» GIVEN REQUEST:
Return verbatim everything from the line containing "colorbar-label: 8.000 bbox=[469, 170, 501, 182]" down to the line containing "terrain-hatch bbox=[43, 289, 453, 421]", including both of those lines, and nothing else from the data below.

» INPUT MATERIAL:

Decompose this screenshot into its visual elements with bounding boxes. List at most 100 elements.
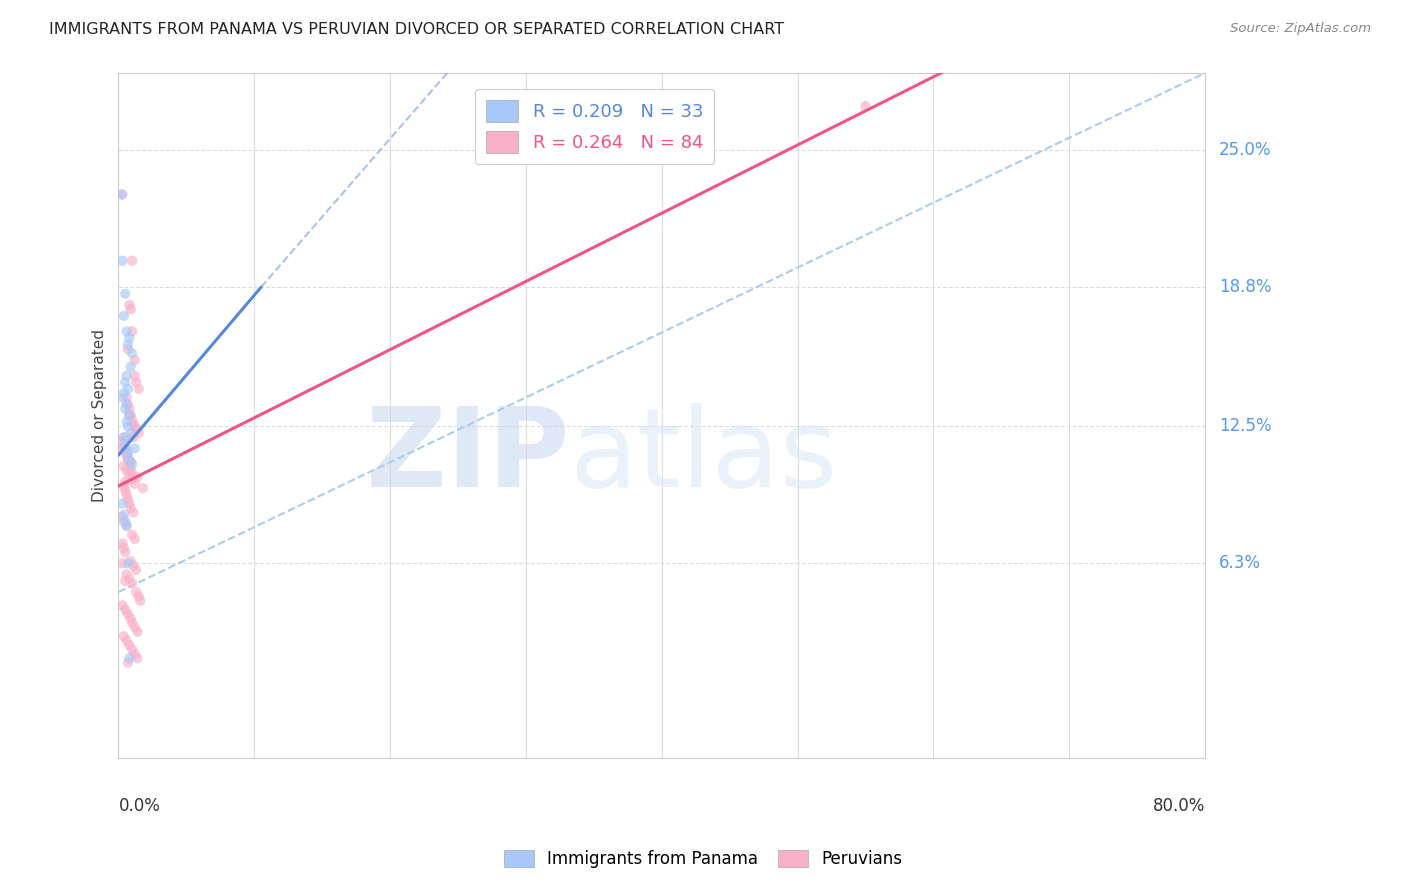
- Point: [112, 514, 135, 528]
- Point: [125, 375, 148, 389]
- Point: [122, 558, 145, 573]
- Point: [127, 651, 149, 665]
- Point: [114, 286, 136, 301]
- Point: [121, 615, 143, 630]
- Point: [127, 470, 149, 484]
- Point: [122, 506, 145, 520]
- Text: 0.0%: 0.0%: [118, 797, 160, 814]
- Point: [111, 510, 134, 524]
- Point: [112, 309, 135, 323]
- Point: [127, 624, 149, 639]
- Point: [117, 557, 139, 571]
- Point: [118, 457, 141, 471]
- Point: [117, 656, 139, 670]
- Point: [124, 532, 146, 546]
- Text: 12.5%: 12.5%: [1219, 417, 1271, 435]
- Point: [120, 409, 142, 423]
- Point: [117, 397, 139, 411]
- Legend: R = 0.209   N = 33, R = 0.264   N = 84: R = 0.209 N = 33, R = 0.264 N = 84: [475, 89, 714, 163]
- Point: [120, 611, 142, 625]
- Point: [112, 430, 135, 444]
- Point: [115, 325, 138, 339]
- Point: [124, 620, 146, 634]
- Point: [117, 342, 139, 356]
- Point: [115, 368, 138, 383]
- Point: [118, 638, 141, 652]
- Text: 25.0%: 25.0%: [1219, 141, 1271, 160]
- Point: [117, 337, 139, 351]
- Point: [120, 554, 142, 568]
- Point: [118, 409, 141, 423]
- Point: [115, 442, 138, 456]
- Point: [124, 442, 146, 456]
- Point: [118, 452, 141, 467]
- Point: [111, 536, 134, 550]
- Point: [112, 430, 135, 444]
- Point: [118, 572, 141, 586]
- Point: [114, 483, 136, 498]
- Point: [112, 439, 135, 453]
- Point: [121, 466, 143, 480]
- Point: [115, 448, 138, 462]
- Point: [121, 642, 143, 657]
- Point: [112, 508, 135, 522]
- Point: [120, 425, 142, 440]
- Point: [118, 409, 141, 423]
- Text: ZIP: ZIP: [366, 403, 569, 510]
- Point: [115, 464, 138, 478]
- Point: [110, 187, 132, 202]
- Point: [120, 455, 142, 469]
- Point: [122, 430, 145, 444]
- Point: [120, 359, 142, 374]
- Point: [118, 467, 141, 482]
- Point: [117, 452, 139, 467]
- Point: [112, 459, 135, 474]
- Point: [117, 382, 139, 396]
- Point: [111, 434, 134, 449]
- Point: [118, 651, 141, 665]
- Point: [115, 567, 138, 582]
- Point: [112, 541, 135, 555]
- Point: [114, 603, 136, 617]
- Text: Source: ZipAtlas.com: Source: ZipAtlas.com: [1230, 22, 1371, 36]
- Text: 18.8%: 18.8%: [1219, 278, 1271, 296]
- Point: [121, 253, 143, 268]
- Point: [121, 576, 143, 591]
- Point: [111, 253, 134, 268]
- Point: [117, 450, 139, 465]
- Point: [114, 514, 136, 528]
- Point: [118, 401, 141, 416]
- Point: [120, 302, 142, 317]
- Point: [118, 497, 141, 511]
- Point: [114, 475, 136, 489]
- Point: [115, 397, 138, 411]
- Point: [117, 419, 139, 434]
- Point: [124, 647, 146, 661]
- Point: [125, 563, 148, 577]
- Point: [114, 545, 136, 559]
- Point: [112, 479, 135, 493]
- Text: 80.0%: 80.0%: [1153, 797, 1205, 814]
- Text: 6.3%: 6.3%: [1219, 554, 1261, 573]
- Point: [120, 501, 142, 516]
- Point: [115, 415, 138, 429]
- Point: [124, 476, 146, 491]
- Y-axis label: Divorced or Separated: Divorced or Separated: [93, 329, 107, 502]
- Point: [124, 353, 146, 368]
- Point: [117, 430, 139, 444]
- Point: [111, 599, 134, 613]
- Point: [118, 298, 141, 312]
- Point: [121, 472, 143, 486]
- Point: [111, 442, 134, 456]
- Point: [114, 375, 136, 389]
- Point: [121, 527, 143, 541]
- Point: [115, 488, 138, 502]
- Point: [124, 368, 146, 383]
- Point: [117, 492, 139, 507]
- Point: [112, 386, 135, 401]
- Point: [125, 585, 148, 599]
- Point: [111, 557, 134, 571]
- Point: [855, 99, 877, 113]
- Point: [121, 346, 143, 360]
- Point: [128, 425, 150, 440]
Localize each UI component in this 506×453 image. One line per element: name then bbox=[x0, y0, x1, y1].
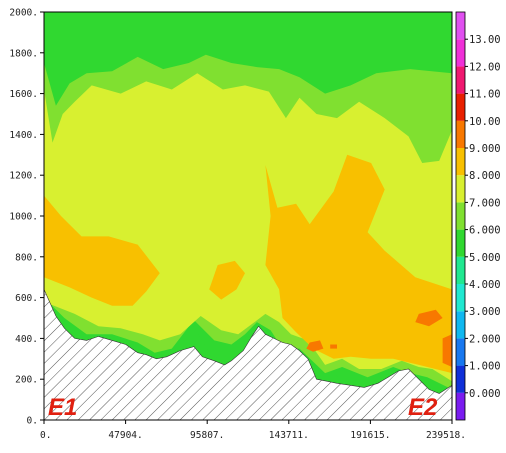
colorbar-label: 8.000 bbox=[469, 170, 501, 182]
colorbar-swatch-3 bbox=[456, 311, 465, 339]
y-tick-label: 400. bbox=[15, 334, 38, 345]
colorbar-label: 11.00 bbox=[469, 89, 501, 101]
y-tick-label: 0. bbox=[27, 416, 38, 427]
colorbar-label: 5.000 bbox=[469, 252, 501, 264]
colorbar-swatch-12 bbox=[456, 66, 465, 94]
y-tick-label: 2000. bbox=[9, 8, 38, 19]
contour-region-9-5 bbox=[209, 260, 245, 300]
contour-region-9-3 bbox=[44, 195, 160, 306]
colorbar-swatch-14 bbox=[456, 12, 465, 40]
x-tick-label: 143711. bbox=[269, 430, 309, 441]
contour-region-10-9 bbox=[442, 334, 452, 367]
colorbar-label: 2.000 bbox=[469, 333, 501, 345]
y-tick-label: 1600. bbox=[9, 89, 38, 100]
contour-region-10-6 bbox=[415, 309, 443, 327]
colorbar: 0.000 1.000 2.000 3.000 4.000 5.000 6.000 7.000… bbox=[455, 11, 501, 421]
colorbar-label: 7.000 bbox=[469, 197, 501, 209]
y-tick-label: 1200. bbox=[9, 171, 38, 182]
colorbar-label: 1.000 bbox=[469, 361, 501, 373]
colorbar-swatch-4 bbox=[456, 284, 465, 312]
annotation-e2: E2 bbox=[408, 394, 438, 421]
colorbar-label: 3.000 bbox=[469, 306, 501, 318]
terrain-hatch bbox=[43, 289, 453, 421]
colorbar-swatch-9 bbox=[456, 148, 465, 176]
colorbar-swatch-5 bbox=[456, 256, 465, 284]
x-axis: 0. 47904. 95807. 143711. 191615. 239518. bbox=[40, 420, 466, 441]
x-tick-label: 95807. bbox=[190, 430, 224, 441]
contour-region-10-8 bbox=[330, 344, 337, 349]
x-tick-label: 239518. bbox=[426, 430, 466, 441]
y-tick-label: 600. bbox=[15, 293, 38, 304]
contour-region-10-7 bbox=[306, 340, 324, 352]
colorbar-swatch-1 bbox=[456, 365, 465, 393]
colorbar-label: 4.000 bbox=[469, 279, 501, 291]
colorbar-label: 12.00 bbox=[469, 61, 501, 73]
y-axis: 0. 200. 400. 600. 800. 1000. 1200. 1400. 1600. 18… bbox=[9, 8, 44, 427]
colorbar-label: 9.000 bbox=[469, 143, 501, 155]
x-tick-label: 0. bbox=[40, 430, 51, 441]
x-tick-label: 191615. bbox=[350, 430, 390, 441]
colorbar-swatch-2 bbox=[456, 338, 465, 366]
colorbar-swatch-8 bbox=[456, 175, 465, 203]
colorbar-frame bbox=[455, 11, 466, 421]
contour-layers bbox=[44, 12, 452, 396]
y-tick-label: 1800. bbox=[9, 48, 38, 59]
colorbar-label: 13.00 bbox=[469, 34, 501, 46]
y-tick-label: 200. bbox=[15, 375, 38, 386]
colorbar-swatch-7 bbox=[456, 202, 465, 230]
colorbar-label: 6.000 bbox=[469, 225, 501, 237]
colorbar-swatch-11 bbox=[456, 93, 465, 121]
contour-region-9-4 bbox=[265, 154, 452, 374]
colorbar-label: 0.000 bbox=[469, 388, 501, 400]
y-tick-label: 800. bbox=[15, 252, 38, 263]
colorbar-swatch-13 bbox=[456, 39, 465, 67]
colorbar-swatch-6 bbox=[456, 229, 465, 257]
colorbar-swatch-10 bbox=[456, 120, 465, 148]
y-tick-label: 1000. bbox=[9, 212, 38, 223]
x-tick-label: 47904. bbox=[108, 430, 142, 441]
colorbar-label: 10.00 bbox=[469, 116, 501, 128]
y-tick-label: 1400. bbox=[9, 130, 38, 141]
annotation-e1: E1 bbox=[48, 394, 77, 421]
colorbar-swatch-0 bbox=[456, 392, 465, 420]
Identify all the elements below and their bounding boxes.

» WORKED ANSWER:
colorbar-label: 8.000 bbox=[469, 170, 501, 182]
colorbar-swatch-3 bbox=[456, 311, 465, 339]
y-tick-label: 400. bbox=[15, 334, 38, 345]
colorbar-label: 11.00 bbox=[469, 89, 501, 101]
y-tick-label: 0. bbox=[27, 416, 38, 427]
colorbar-label: 5.000 bbox=[469, 252, 501, 264]
colorbar-swatch-12 bbox=[456, 66, 465, 94]
y-tick-label: 2000. bbox=[9, 8, 38, 19]
contour-region-9-5 bbox=[209, 260, 245, 300]
contour-region-9-3 bbox=[44, 195, 160, 306]
colorbar-swatch-14 bbox=[456, 12, 465, 40]
x-tick-label: 143711. bbox=[269, 430, 309, 441]
contour-region-10-9 bbox=[442, 334, 452, 367]
colorbar-label: 2.000 bbox=[469, 333, 501, 345]
y-tick-label: 1600. bbox=[9, 89, 38, 100]
contour-region-10-6 bbox=[415, 309, 443, 327]
colorbar: 0.000 1.000 2.000 3.000 4.000 5.000 6.000 7.000… bbox=[455, 11, 501, 421]
colorbar-label: 7.000 bbox=[469, 197, 501, 209]
y-tick-label: 1200. bbox=[9, 171, 38, 182]
colorbar-label: 1.000 bbox=[469, 361, 501, 373]
colorbar-swatch-4 bbox=[456, 284, 465, 312]
annotation-e2: E2 bbox=[408, 394, 438, 421]
colorbar-label: 3.000 bbox=[469, 306, 501, 318]
terrain-hatch bbox=[43, 289, 453, 421]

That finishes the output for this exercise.